#### [Available records]
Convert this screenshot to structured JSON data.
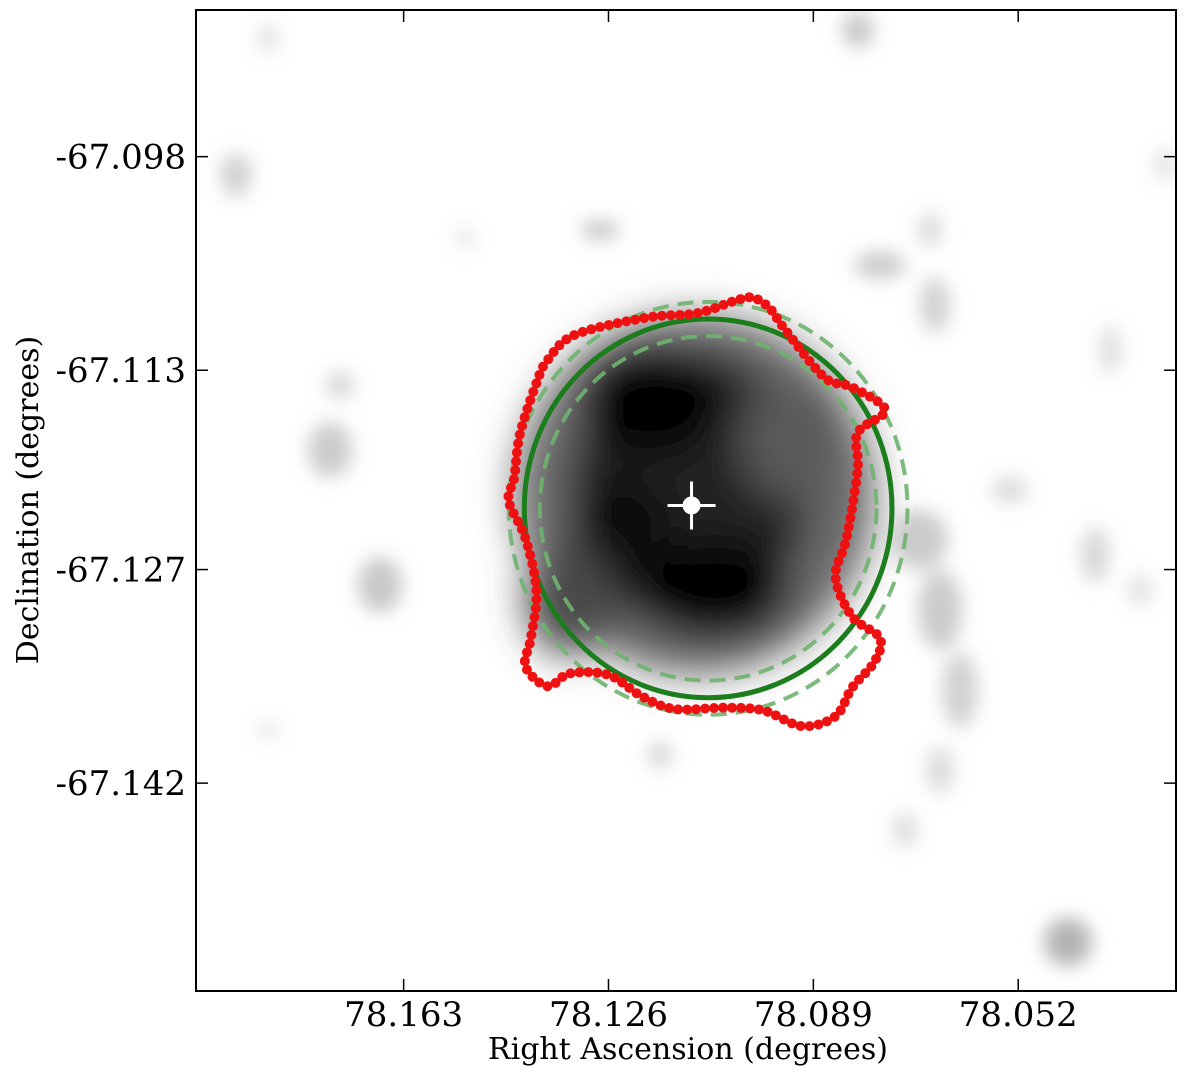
{
  "chart_data": {
    "type": "scatter",
    "title": "",
    "xlabel": "Right Ascension (degrees)",
    "ylabel": "Declination (degrees)",
    "x_ticks": [
      "78.163",
      "78.126",
      "78.089",
      "78.052"
    ],
    "x_tick_values": [
      78.163,
      78.126,
      78.089,
      78.052
    ],
    "y_ticks": [
      "-67.098",
      "-67.113",
      "-67.127",
      "-67.142"
    ],
    "y_tick_values": [
      -67.098,
      -67.113,
      -67.127,
      -67.142
    ],
    "xlim": [
      78.2005,
      78.0235
    ],
    "ylim": [
      -67.1566,
      -67.0877
    ],
    "x_axis_inverted": true,
    "grid": false,
    "legend": "none",
    "background_image": "grayscale-smoothed-xray-intensity",
    "center_marker": {
      "ra": 78.111,
      "dec": -67.1225,
      "marker": "white-circle-with-crosshair"
    },
    "fitted_ellipse": {
      "ra": 78.108,
      "dec": -67.1227,
      "semi_major_ra": 0.0332,
      "semi_minor_dec": 0.0133,
      "color": "#1b7d1b",
      "style": "solid"
    },
    "ellipse_bounds": [
      {
        "ra": 78.108,
        "dec": -67.1227,
        "semi_major_ra": 0.036,
        "semi_minor_dec": 0.0145,
        "color": "#6fb26f",
        "style": "dashed"
      },
      {
        "ra": 78.108,
        "dec": -67.1227,
        "semi_major_ra": 0.0304,
        "semi_minor_dec": 0.0121,
        "color": "#6fb26f",
        "style": "dashed"
      }
    ],
    "edge_contour": {
      "color": "#ee1111",
      "points": [
        [
          78.137,
          -67.1352
        ],
        [
          78.133,
          -67.1343
        ],
        [
          78.126,
          -67.1344
        ],
        [
          78.12,
          -67.1359
        ],
        [
          78.114,
          -67.1368
        ],
        [
          78.105,
          -67.1367
        ],
        [
          78.098,
          -67.1369
        ],
        [
          78.091,
          -67.138
        ],
        [
          78.085,
          -67.1373
        ],
        [
          78.082,
          -67.1353
        ],
        [
          78.078,
          -67.1335
        ],
        [
          78.077,
          -67.1318
        ],
        [
          78.082,
          -67.1303
        ],
        [
          78.085,
          -67.1275
        ],
        [
          78.083,
          -67.1248
        ],
        [
          78.081,
          -67.12
        ],
        [
          78.081,
          -67.1174
        ],
        [
          78.076,
          -67.1158
        ],
        [
          78.082,
          -67.1142
        ],
        [
          78.087,
          -67.1135
        ],
        [
          78.094,
          -67.1102
        ],
        [
          78.097,
          -67.1086
        ],
        [
          78.1,
          -67.1079
        ],
        [
          78.103,
          -67.1081
        ],
        [
          78.11,
          -67.109
        ],
        [
          78.119,
          -67.1093
        ],
        [
          78.132,
          -67.1105
        ],
        [
          78.137,
          -67.1123
        ],
        [
          78.139,
          -67.1139
        ],
        [
          78.142,
          -67.1175
        ],
        [
          78.143,
          -67.1205
        ],
        [
          78.144,
          -67.1222
        ],
        [
          78.141,
          -67.1248
        ],
        [
          78.139,
          -67.1285
        ],
        [
          78.14,
          -67.1318
        ],
        [
          78.141,
          -67.1338
        ]
      ]
    }
  }
}
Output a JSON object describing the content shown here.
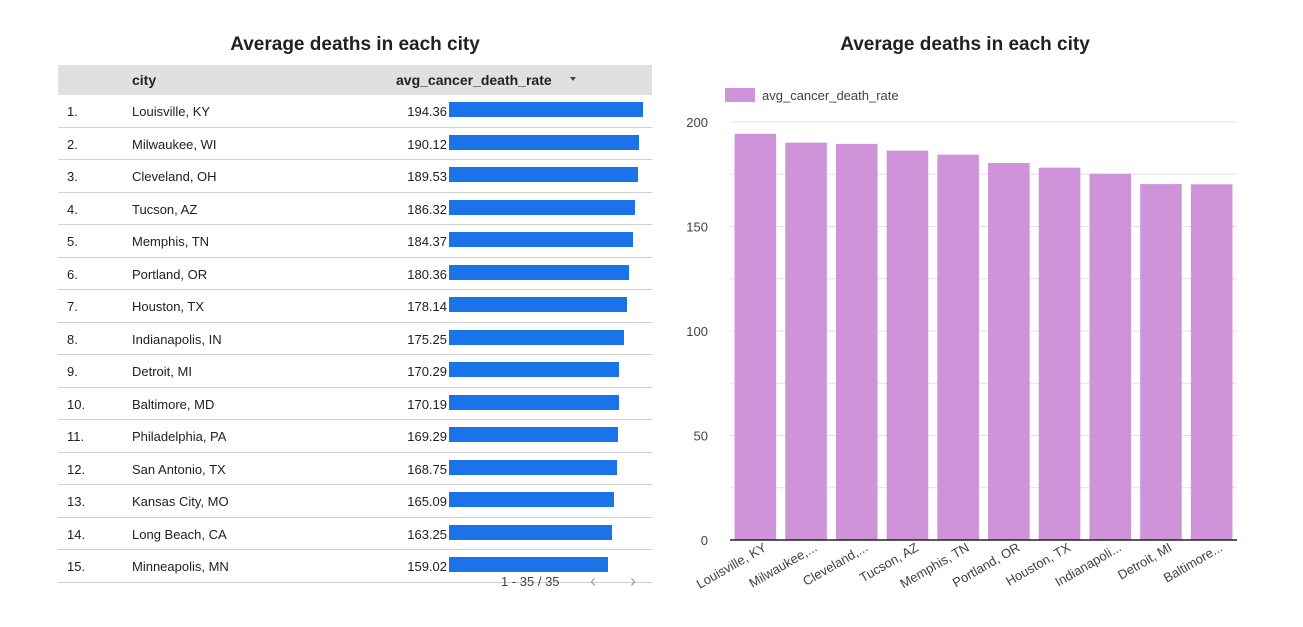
{
  "table": {
    "title": "Average deaths in each city",
    "header": {
      "city": "city",
      "metric": "avg_cancer_death_rate"
    },
    "rows": [
      {
        "index": "1.",
        "city": "Louisville, KY",
        "value": 194.36
      },
      {
        "index": "2.",
        "city": "Milwaukee, WI",
        "value": 190.12
      },
      {
        "index": "3.",
        "city": "Cleveland, OH",
        "value": 189.53
      },
      {
        "index": "4.",
        "city": "Tucson, AZ",
        "value": 186.32
      },
      {
        "index": "5.",
        "city": "Memphis, TN",
        "value": 184.37
      },
      {
        "index": "6.",
        "city": "Portland, OR",
        "value": 180.36
      },
      {
        "index": "7.",
        "city": "Houston, TX",
        "value": 178.14
      },
      {
        "index": "8.",
        "city": "Indianapolis, IN",
        "value": 175.25
      },
      {
        "index": "9.",
        "city": "Detroit, MI",
        "value": 170.29
      },
      {
        "index": "10.",
        "city": "Baltimore, MD",
        "value": 170.19
      },
      {
        "index": "11.",
        "city": "Philadelphia, PA",
        "value": 169.29
      },
      {
        "index": "12.",
        "city": "San Antonio, TX",
        "value": 168.75
      },
      {
        "index": "13.",
        "city": "Kansas City, MO",
        "value": 165.09
      },
      {
        "index": "14.",
        "city": "Long Beach, CA",
        "value": 163.25
      },
      {
        "index": "15.",
        "city": "Minneapolis, MN",
        "value": 159.02
      }
    ],
    "bar_max": 194.36,
    "pagination": {
      "range": "1 - 35 / 35",
      "prev_icon": "chevron-left-icon",
      "next_icon": "chevron-right-icon"
    },
    "colors": {
      "bar": "#1a73e8",
      "header_bg": "#e0e0e0"
    }
  },
  "chart_data": {
    "type": "bar",
    "title": "Average deaths in each city",
    "categories": [
      "Louisville, KY",
      "Milwaukee,...",
      "Cleveland,...",
      "Tucson, AZ",
      "Memphis, TN",
      "Portland, OR",
      "Houston, TX",
      "Indianapoli...",
      "Detroit, MI",
      "Baltimore..."
    ],
    "series": [
      {
        "name": "avg_cancer_death_rate",
        "values": [
          194.36,
          190.12,
          189.53,
          186.32,
          184.37,
          180.36,
          178.14,
          175.25,
          170.29,
          170.19
        ],
        "color": "#ce93d8"
      }
    ],
    "xlabel": "",
    "ylabel": "",
    "ylim": [
      0,
      200
    ],
    "yticks": [
      0,
      50,
      100,
      150,
      200
    ],
    "grid": true,
    "legend": "top-left"
  }
}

#### [Task objective]
Return each line from the material above exactly, but not the pictures.

#### [Answer to this problem]
Convert this screenshot to structured JSON data.
{
  "chart_data": {
    "type": "scatter",
    "title": "",
    "xlabel": "Right Ascension (degrees)",
    "ylabel": "Declination (degrees)",
    "x_ticks": [
      "78.163",
      "78.126",
      "78.089",
      "78.052"
    ],
    "x_tick_values": [
      78.163,
      78.126,
      78.089,
      78.052
    ],
    "y_ticks": [
      "-67.098",
      "-67.113",
      "-67.127",
      "-67.142"
    ],
    "y_tick_values": [
      -67.098,
      -67.113,
      -67.127,
      -67.142
    ],
    "xlim": [
      78.2005,
      78.0235
    ],
    "ylim": [
      -67.1566,
      -67.0877
    ],
    "x_axis_inverted": true,
    "grid": false,
    "legend": "none",
    "background_image": "grayscale-smoothed-xray-intensity",
    "center_marker": {
      "ra": 78.111,
      "dec": -67.1225,
      "marker": "white-circle-with-crosshair"
    },
    "fitted_ellipse": {
      "ra": 78.108,
      "dec": -67.1227,
      "semi_major_ra": 0.0332,
      "semi_minor_dec": 0.0133,
      "color": "#1b7d1b",
      "style": "solid"
    },
    "ellipse_bounds": [
      {
        "ra": 78.108,
        "dec": -67.1227,
        "semi_major_ra": 0.036,
        "semi_minor_dec": 0.0145,
        "color": "#6fb26f",
        "style": "dashed"
      },
      {
        "ra": 78.108,
        "dec": -67.1227,
        "semi_major_ra": 0.0304,
        "semi_minor_dec": 0.0121,
        "color": "#6fb26f",
        "style": "dashed"
      }
    ],
    "edge_contour": {
      "color": "#ee1111",
      "points": [
        [
          78.137,
          -67.1352
        ],
        [
          78.133,
          -67.1343
        ],
        [
          78.126,
          -67.1344
        ],
        [
          78.12,
          -67.1359
        ],
        [
          78.114,
          -67.1368
        ],
        [
          78.105,
          -67.1367
        ],
        [
          78.098,
          -67.1369
        ],
        [
          78.091,
          -67.138
        ],
        [
          78.085,
          -67.1373
        ],
        [
          78.082,
          -67.1353
        ],
        [
          78.078,
          -67.1335
        ],
        [
          78.077,
          -67.1318
        ],
        [
          78.082,
          -67.1303
        ],
        [
          78.085,
          -67.1275
        ],
        [
          78.083,
          -67.1248
        ],
        [
          78.081,
          -67.12
        ],
        [
          78.081,
          -67.1174
        ],
        [
          78.076,
          -67.1158
        ],
        [
          78.082,
          -67.1142
        ],
        [
          78.087,
          -67.1135
        ],
        [
          78.094,
          -67.1102
        ],
        [
          78.097,
          -67.1086
        ],
        [
          78.1,
          -67.1079
        ],
        [
          78.103,
          -67.1081
        ],
        [
          78.11,
          -67.109
        ],
        [
          78.119,
          -67.1093
        ],
        [
          78.132,
          -67.1105
        ],
        [
          78.137,
          -67.1123
        ],
        [
          78.139,
          -67.1139
        ],
        [
          78.142,
          -67.1175
        ],
        [
          78.143,
          -67.1205
        ],
        [
          78.144,
          -67.1222
        ],
        [
          78.141,
          -67.1248
        ],
        [
          78.139,
          -67.1285
        ],
        [
          78.14,
          -67.1318
        ],
        [
          78.141,
          -67.1338
        ]
      ]
    }
  }
}
Output a JSON object describing the content shown here.
{
  "table": {
    "title": "Average deaths in each city",
    "header": {
      "city": "city",
      "metric": "avg_cancer_death_rate"
    },
    "rows": [
      {
        "index": "1.",
        "city": "Louisville, KY",
        "value": 194.36
      },
      {
        "index": "2.",
        "city": "Milwaukee, WI",
        "value": 190.12
      },
      {
        "index": "3.",
        "city": "Cleveland, OH",
        "value": 189.53
      },
      {
        "index": "4.",
        "city": "Tucson, AZ",
        "value": 186.32
      },
      {
        "index": "5.",
        "city": "Memphis, TN",
        "value": 184.37
      },
      {
        "index": "6.",
        "city": "Portland, OR",
        "value": 180.36
      },
      {
        "index": "7.",
        "city": "Houston, TX",
        "value": 178.14
      },
      {
        "index": "8.",
        "city": "Indianapolis, IN",
        "value": 175.25
      },
      {
        "index": "9.",
        "city": "Detroit, MI",
        "value": 170.29
      },
      {
        "index": "10.",
        "city": "Baltimore, MD",
        "value": 170.19
      },
      {
        "index": "11.",
        "city": "Philadelphia, PA",
        "value": 169.29
      },
      {
        "index": "12.",
        "city": "San Antonio, TX",
        "value": 168.75
      },
      {
        "index": "13.",
        "city": "Kansas City, MO",
        "value": 165.09
      },
      {
        "index": "14.",
        "city": "Long Beach, CA",
        "value": 163.25
      },
      {
        "index": "15.",
        "city": "Minneapolis, MN",
        "value": 159.02
      }
    ],
    "bar_max": 194.36,
    "pagination": {
      "range": "1 - 35 / 35",
      "prev_icon": "chevron-left-icon",
      "next_icon": "chevron-right-icon"
    },
    "colors": {
      "bar": "#1a73e8",
      "header_bg": "#e0e0e0"
    }
  },
  "chart_data": {
    "type": "bar",
    "title": "Average deaths in each city",
    "categories": [
      "Louisville, KY",
      "Milwaukee,...",
      "Cleveland,...",
      "Tucson, AZ",
      "Memphis, TN",
      "Portland, OR",
      "Houston, TX",
      "Indianapoli...",
      "Detroit, MI",
      "Baltimore..."
    ],
    "series": [
      {
        "name": "avg_cancer_death_rate",
        "values": [
          194.36,
          190.12,
          189.53,
          186.32,
          184.37,
          180.36,
          178.14,
          175.25,
          170.29,
          170.19
        ],
        "color": "#ce93d8"
      }
    ],
    "xlabel": "",
    "ylabel": "",
    "ylim": [
      0,
      200
    ],
    "yticks": [
      0,
      50,
      100,
      150,
      200
    ],
    "grid": true,
    "legend": "top-left"
  }
}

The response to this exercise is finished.